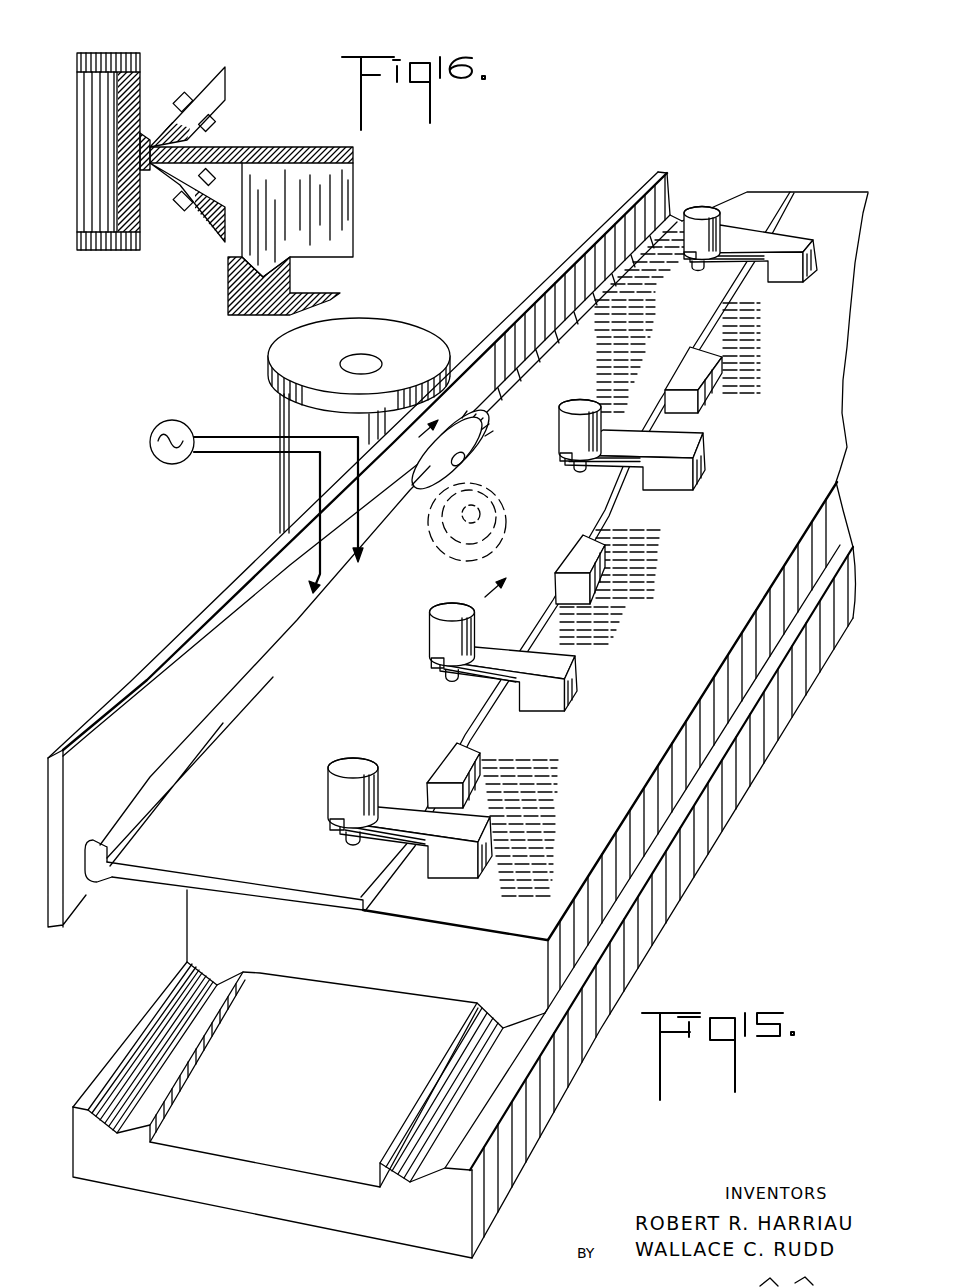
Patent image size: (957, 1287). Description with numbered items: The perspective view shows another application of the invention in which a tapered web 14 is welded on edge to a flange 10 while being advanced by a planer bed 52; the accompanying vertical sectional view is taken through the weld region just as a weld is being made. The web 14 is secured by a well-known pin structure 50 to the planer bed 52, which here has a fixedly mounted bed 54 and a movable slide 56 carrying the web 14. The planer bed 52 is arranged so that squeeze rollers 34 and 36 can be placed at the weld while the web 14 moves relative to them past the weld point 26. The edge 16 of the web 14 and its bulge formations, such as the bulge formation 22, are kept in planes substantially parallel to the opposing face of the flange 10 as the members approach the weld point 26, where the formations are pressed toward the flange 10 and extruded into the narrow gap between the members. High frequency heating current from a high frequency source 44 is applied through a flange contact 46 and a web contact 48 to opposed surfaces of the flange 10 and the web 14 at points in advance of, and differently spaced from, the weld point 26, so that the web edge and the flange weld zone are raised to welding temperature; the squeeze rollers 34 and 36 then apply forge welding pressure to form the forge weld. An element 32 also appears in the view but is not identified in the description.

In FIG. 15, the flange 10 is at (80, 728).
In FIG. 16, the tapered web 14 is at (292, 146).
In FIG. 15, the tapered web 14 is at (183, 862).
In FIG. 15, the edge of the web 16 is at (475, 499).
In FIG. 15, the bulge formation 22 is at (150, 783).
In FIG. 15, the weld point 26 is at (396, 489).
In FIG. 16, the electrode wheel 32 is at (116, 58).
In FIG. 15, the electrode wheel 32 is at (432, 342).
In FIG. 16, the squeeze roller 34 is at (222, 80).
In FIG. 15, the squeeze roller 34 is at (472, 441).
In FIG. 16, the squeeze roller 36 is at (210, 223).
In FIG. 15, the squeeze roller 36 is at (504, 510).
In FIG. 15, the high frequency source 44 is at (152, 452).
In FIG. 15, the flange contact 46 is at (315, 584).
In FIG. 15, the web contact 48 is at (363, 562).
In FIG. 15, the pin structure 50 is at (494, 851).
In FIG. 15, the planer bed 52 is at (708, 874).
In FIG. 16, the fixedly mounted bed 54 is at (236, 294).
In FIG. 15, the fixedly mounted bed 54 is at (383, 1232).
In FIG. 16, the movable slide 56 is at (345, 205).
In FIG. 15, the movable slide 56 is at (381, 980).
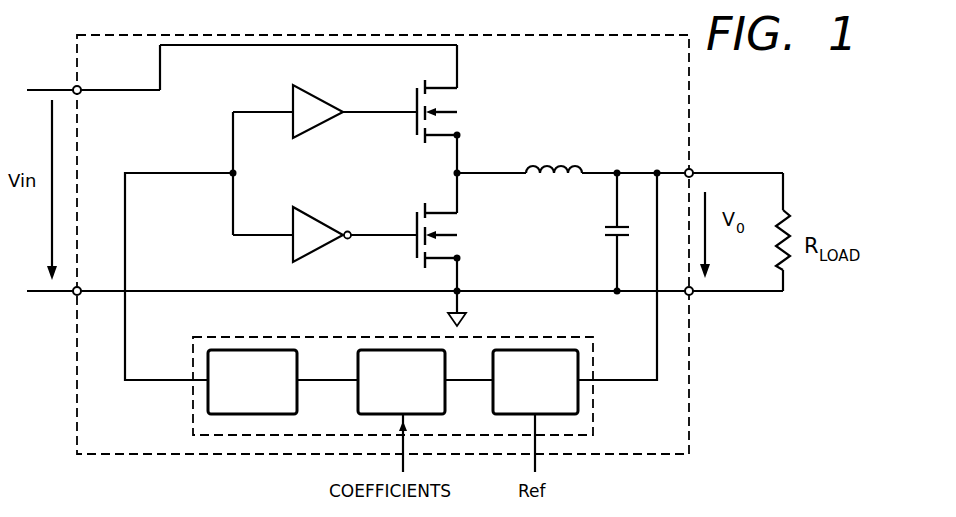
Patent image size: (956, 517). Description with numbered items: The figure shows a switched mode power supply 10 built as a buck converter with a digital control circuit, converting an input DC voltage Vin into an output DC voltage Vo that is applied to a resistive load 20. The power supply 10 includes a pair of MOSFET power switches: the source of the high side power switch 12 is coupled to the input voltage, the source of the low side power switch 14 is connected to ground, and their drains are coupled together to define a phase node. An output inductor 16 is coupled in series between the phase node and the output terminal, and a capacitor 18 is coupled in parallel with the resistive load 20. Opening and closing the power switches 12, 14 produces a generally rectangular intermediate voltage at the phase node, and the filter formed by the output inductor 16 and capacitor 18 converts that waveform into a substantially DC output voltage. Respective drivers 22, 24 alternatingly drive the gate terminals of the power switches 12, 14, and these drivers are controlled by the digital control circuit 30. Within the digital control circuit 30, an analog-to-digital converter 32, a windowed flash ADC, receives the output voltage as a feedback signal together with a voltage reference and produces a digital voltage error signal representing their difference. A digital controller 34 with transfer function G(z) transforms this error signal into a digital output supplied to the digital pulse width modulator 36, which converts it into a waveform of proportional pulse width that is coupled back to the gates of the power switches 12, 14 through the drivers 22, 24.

-=-=-

**Brief**:
Extract every line above, word for word, and leave the pictures out of your answer.

**The completed task**:
Patent image size: (957, 1287). Description with numbered items: The perspective view shows another application of the invention in which a tapered web 14 is welded on edge to a flange 10 while being advanced by a planer bed 52; the accompanying vertical sectional view is taken through the weld region just as a weld is being made. The web 14 is secured by a well-known pin structure 50 to the planer bed 52, which here has a fixedly mounted bed 54 and a movable slide 56 carrying the web 14. The planer bed 52 is arranged so that squeeze rollers 34 and 36 can be placed at the weld while the web 14 moves relative to them past the weld point 26. The edge 16 of the web 14 and its bulge formations, such as the bulge formation 22, are kept in planes substantially parallel to the opposing face of the flange 10 as the members approach the weld point 26, where the formations are pressed toward the flange 10 and extruded into the narrow gap between the members. High frequency heating current from a high frequency source 44 is applied through a flange contact 46 and a web contact 48 to opposed surfaces of the flange 10 and the web 14 at points in advance of, and differently spaced from, the weld point 26, so that the web edge and the flange weld zone are raised to welding temperature; the squeeze rollers 34 and 36 then apply forge welding pressure to form the forge weld. An element 32 also appears in the view but is not identified in the description.

In FIG. 15, the flange 10 is at (80, 728).
In FIG. 16, the tapered web 14 is at (292, 146).
In FIG. 15, the tapered web 14 is at (183, 862).
In FIG. 15, the edge of the web 16 is at (475, 499).
In FIG. 15, the bulge formation 22 is at (150, 783).
In FIG. 15, the weld point 26 is at (396, 489).
In FIG. 16, the electrode wheel 32 is at (116, 58).
In FIG. 15, the electrode wheel 32 is at (432, 342).
In FIG. 16, the squeeze roller 34 is at (222, 80).
In FIG. 15, the squeeze roller 34 is at (472, 441).
In FIG. 16, the squeeze roller 36 is at (210, 223).
In FIG. 15, the squeeze roller 36 is at (504, 510).
In FIG. 15, the high frequency source 44 is at (152, 452).
In FIG. 15, the flange contact 46 is at (315, 584).
In FIG. 15, the web contact 48 is at (363, 562).
In FIG. 15, the pin structure 50 is at (494, 851).
In FIG. 15, the planer bed 52 is at (708, 874).
In FIG. 16, the fixedly mounted bed 54 is at (236, 294).
In FIG. 15, the fixedly mounted bed 54 is at (383, 1232).
In FIG. 16, the movable slide 56 is at (345, 205).
In FIG. 15, the movable slide 56 is at (381, 980).
Patent image size: (956, 517). Description with numbered items: The figure shows a switched mode power supply 10 built as a buck converter with a digital control circuit, converting an input DC voltage Vin into an output DC voltage Vo that is applied to a resistive load 20. The power supply 10 includes a pair of MOSFET power switches: the source of the high side power switch 12 is coupled to the input voltage, the source of the low side power switch 14 is connected to ground, and their drains are coupled together to define a phase node. An output inductor 16 is coupled in series between the phase node and the output terminal, and a capacitor 18 is coupled in parallel with the resistive load 20. Opening and closing the power switches 12, 14 produces a generally rectangular intermediate voltage at the phase node, and the filter formed by the output inductor 16 and capacitor 18 converts that waveform into a substantially DC output voltage. Respective drivers 22, 24 alternatingly drive the gate terminals of the power switches 12, 14, and these drivers are controlled by the digital control circuit 30. Within the digital control circuit 30, an analog-to-digital converter 32, a windowed flash ADC, receives the output voltage as a feedback signal together with a voltage reference and produces a digital voltage error signal representing their difference. A digital controller 34 with transfer function G(z) transforms this error signal into a digital output supplied to the digital pulse width modulator 36, which converts it into a waveform of proportional pulse width that is coupled back to the gates of the power switches 12, 14 through the drivers 22, 24.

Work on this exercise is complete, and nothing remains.